• Records from a dataset
+ + + + + + +

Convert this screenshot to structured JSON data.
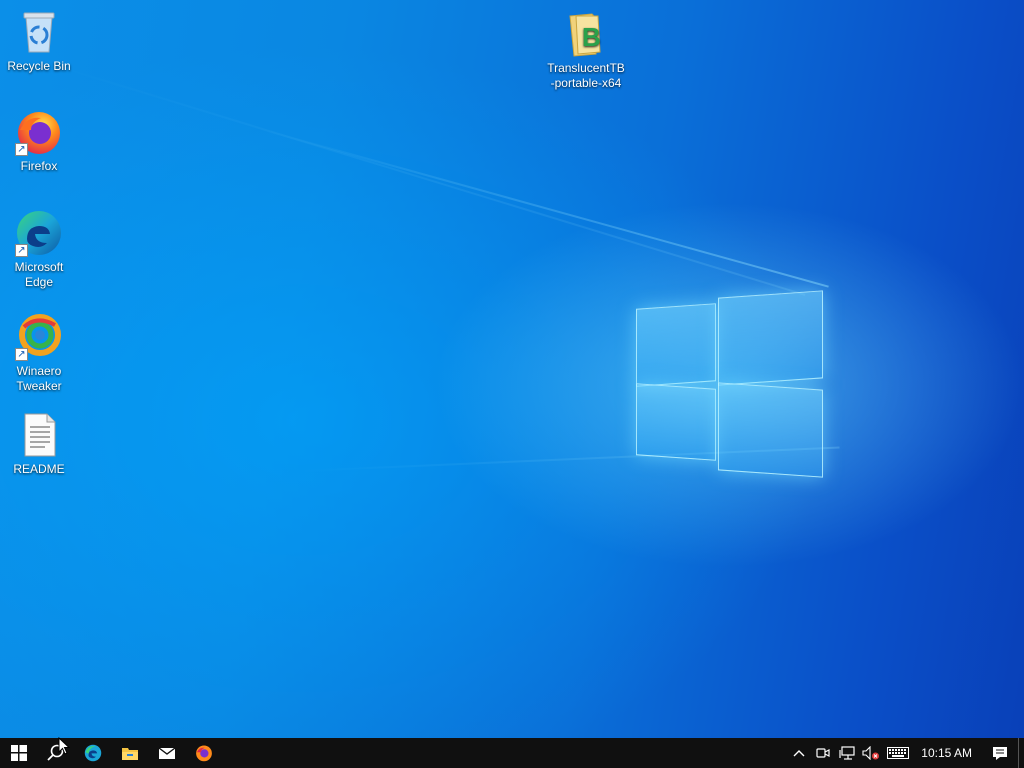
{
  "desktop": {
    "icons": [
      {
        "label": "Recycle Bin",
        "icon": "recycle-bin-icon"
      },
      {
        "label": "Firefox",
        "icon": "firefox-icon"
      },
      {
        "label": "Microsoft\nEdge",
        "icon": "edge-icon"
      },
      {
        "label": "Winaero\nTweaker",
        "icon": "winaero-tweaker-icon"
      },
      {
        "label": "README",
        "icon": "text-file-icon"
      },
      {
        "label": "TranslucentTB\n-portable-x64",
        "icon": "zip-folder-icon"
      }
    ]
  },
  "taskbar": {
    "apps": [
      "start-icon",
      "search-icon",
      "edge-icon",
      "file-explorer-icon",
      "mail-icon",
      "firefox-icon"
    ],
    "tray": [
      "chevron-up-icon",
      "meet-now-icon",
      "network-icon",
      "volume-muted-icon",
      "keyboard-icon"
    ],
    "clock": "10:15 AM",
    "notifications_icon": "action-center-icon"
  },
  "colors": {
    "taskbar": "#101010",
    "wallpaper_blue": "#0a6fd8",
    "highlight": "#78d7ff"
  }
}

+ + + + + + +

• DIRECTIONS FOR THIS TASK
Copy each line above that contains the string "file".

• COMPLETE OUTPUT
        "icon": "text-file-icon"
      "file-explorer-icon",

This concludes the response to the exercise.